Filter the listing and keep only the lines with the word "assets".

• [Dataset records]:
** Start **
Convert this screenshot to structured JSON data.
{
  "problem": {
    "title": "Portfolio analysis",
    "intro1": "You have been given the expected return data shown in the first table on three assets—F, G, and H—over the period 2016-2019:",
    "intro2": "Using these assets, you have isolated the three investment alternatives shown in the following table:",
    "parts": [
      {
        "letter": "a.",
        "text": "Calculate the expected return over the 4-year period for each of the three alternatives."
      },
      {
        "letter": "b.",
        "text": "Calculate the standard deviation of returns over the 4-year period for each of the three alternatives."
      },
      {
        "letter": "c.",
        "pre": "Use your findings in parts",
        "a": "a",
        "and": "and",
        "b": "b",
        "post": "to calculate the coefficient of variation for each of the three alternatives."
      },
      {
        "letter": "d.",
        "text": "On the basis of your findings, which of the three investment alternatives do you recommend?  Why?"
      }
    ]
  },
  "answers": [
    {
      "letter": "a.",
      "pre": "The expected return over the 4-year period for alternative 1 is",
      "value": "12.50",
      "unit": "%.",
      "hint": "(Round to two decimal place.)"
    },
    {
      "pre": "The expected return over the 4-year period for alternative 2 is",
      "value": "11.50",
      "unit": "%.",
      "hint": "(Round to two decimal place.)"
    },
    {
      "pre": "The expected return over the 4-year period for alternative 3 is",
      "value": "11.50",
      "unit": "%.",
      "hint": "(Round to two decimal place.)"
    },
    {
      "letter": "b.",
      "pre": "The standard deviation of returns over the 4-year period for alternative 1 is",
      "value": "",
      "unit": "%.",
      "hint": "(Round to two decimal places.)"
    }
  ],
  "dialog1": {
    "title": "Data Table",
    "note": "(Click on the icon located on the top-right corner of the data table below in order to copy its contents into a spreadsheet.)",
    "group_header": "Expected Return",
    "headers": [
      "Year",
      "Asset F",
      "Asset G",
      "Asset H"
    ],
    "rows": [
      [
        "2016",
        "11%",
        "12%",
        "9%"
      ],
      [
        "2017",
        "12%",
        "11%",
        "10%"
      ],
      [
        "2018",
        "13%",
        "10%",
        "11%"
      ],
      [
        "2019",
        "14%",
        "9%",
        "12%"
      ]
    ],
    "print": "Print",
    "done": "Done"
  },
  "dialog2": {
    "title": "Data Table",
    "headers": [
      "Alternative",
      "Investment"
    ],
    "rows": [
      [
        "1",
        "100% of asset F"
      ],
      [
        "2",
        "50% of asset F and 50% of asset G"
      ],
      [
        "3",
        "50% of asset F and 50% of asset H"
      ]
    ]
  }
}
** End **
• [RESPONSE BELOW]:
    "intro1": "You have been given the expected return data shown in the first table on three assets—F, G, and H—over the period 2016-2019:",
    "intro2": "Using these assets, you have isolated the three investment alternatives shown in the following table:",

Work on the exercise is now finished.